▶ _A block of data_
-------------------------

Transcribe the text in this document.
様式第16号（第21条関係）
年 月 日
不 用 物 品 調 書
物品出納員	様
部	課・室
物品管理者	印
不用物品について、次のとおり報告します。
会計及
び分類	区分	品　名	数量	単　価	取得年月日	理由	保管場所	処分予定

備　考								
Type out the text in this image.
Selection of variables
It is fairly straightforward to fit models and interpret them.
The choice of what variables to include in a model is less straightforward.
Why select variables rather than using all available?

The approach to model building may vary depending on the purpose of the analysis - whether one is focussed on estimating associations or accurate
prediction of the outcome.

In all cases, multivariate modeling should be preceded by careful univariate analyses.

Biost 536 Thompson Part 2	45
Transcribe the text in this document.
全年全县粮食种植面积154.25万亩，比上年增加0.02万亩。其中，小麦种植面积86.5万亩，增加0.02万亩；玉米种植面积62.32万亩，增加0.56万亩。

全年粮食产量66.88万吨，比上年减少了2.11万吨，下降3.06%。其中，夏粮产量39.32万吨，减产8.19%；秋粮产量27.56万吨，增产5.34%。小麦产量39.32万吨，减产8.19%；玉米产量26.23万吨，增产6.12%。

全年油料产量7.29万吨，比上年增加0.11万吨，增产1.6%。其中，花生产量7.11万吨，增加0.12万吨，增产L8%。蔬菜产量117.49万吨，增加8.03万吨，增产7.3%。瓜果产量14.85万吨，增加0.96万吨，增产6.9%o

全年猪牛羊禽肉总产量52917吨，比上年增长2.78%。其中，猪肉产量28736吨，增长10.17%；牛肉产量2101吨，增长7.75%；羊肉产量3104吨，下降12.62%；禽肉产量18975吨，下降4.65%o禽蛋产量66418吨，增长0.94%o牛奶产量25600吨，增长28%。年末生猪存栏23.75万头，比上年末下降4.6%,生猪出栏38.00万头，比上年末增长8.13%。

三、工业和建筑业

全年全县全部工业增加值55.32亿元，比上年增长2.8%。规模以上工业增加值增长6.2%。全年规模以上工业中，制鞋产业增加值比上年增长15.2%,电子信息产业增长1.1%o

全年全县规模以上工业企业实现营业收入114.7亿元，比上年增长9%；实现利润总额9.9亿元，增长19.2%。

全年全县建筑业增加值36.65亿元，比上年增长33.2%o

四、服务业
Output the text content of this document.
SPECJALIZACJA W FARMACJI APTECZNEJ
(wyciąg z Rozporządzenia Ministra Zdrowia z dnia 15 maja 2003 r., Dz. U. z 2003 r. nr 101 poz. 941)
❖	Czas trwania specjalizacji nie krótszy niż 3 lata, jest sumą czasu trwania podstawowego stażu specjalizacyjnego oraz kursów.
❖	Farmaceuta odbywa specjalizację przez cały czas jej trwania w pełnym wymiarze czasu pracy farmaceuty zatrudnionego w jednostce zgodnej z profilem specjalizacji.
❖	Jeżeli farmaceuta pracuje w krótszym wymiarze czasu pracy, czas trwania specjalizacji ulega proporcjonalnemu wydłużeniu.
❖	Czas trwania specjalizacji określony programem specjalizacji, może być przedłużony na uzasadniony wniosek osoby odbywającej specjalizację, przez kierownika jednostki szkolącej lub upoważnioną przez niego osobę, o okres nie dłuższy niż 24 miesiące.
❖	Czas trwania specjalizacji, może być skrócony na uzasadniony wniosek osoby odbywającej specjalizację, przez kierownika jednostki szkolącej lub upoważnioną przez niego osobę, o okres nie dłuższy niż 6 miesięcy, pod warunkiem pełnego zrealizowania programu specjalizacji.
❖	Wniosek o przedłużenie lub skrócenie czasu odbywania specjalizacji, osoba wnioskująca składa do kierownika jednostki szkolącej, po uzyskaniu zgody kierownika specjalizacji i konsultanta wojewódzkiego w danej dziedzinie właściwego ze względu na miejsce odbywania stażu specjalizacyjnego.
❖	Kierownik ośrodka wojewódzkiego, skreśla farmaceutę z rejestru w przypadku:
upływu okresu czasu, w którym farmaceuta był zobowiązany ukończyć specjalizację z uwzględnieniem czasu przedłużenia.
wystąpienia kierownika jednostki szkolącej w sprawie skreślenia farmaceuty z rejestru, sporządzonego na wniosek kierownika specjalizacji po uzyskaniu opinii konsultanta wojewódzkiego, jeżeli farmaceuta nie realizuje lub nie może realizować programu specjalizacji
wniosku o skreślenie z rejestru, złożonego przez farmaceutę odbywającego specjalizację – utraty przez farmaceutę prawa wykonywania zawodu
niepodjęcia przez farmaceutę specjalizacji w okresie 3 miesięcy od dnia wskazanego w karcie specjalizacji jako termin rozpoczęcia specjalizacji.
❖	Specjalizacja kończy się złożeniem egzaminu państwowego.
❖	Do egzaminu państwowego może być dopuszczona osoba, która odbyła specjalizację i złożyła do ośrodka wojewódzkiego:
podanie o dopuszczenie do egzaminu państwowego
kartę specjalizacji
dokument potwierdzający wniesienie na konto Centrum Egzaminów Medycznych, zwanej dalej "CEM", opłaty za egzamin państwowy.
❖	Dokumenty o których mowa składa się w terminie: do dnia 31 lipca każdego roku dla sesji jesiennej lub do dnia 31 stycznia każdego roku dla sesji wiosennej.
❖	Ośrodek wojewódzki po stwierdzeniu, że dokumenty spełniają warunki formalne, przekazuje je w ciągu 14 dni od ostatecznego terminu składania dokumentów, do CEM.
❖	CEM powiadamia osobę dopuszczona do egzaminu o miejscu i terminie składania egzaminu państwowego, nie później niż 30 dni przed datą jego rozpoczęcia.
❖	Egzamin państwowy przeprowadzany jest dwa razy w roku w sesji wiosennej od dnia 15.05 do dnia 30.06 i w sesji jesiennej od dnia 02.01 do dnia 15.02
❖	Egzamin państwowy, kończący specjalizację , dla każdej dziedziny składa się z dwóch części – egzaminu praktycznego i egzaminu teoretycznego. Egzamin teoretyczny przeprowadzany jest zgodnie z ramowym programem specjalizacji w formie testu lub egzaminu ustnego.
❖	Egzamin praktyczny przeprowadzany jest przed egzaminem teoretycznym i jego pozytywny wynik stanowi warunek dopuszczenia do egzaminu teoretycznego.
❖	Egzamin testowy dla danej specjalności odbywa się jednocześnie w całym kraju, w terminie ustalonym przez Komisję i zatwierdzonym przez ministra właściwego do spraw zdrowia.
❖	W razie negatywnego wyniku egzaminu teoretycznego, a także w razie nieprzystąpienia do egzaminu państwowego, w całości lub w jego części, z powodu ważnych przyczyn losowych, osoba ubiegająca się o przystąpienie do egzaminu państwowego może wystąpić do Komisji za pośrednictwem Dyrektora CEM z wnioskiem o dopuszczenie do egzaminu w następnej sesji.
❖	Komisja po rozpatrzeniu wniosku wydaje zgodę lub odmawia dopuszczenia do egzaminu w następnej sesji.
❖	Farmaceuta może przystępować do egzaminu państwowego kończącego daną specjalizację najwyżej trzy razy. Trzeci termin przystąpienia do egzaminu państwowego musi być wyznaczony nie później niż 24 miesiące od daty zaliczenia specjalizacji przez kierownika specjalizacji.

-------------------------

▶ _Task requirements_
Using the listing above, locate the lines that hold "miesiące" and copy each one.

▶ _Solution to the exercise_
❖	Czas trwania specjalizacji określony programem specjalizacji, może być przedłużony na uzasadniony wniosek osoby odbywającej specjalizację, przez kierownika jednostki szkolącej lub upoważnioną przez niego osobę, o okres nie dłuższy niż 24 miesiące.
❖	Farmaceuta może przystępować do egzaminu państwowego kończącego daną specjalizację najwyżej trzy razy. Trzeci termin przystąpienia do egzaminu państwowego musi być wyznaczony nie później niż 24 miesiące od daty zaliczenia specjalizacji przez kierownika specjalizacji.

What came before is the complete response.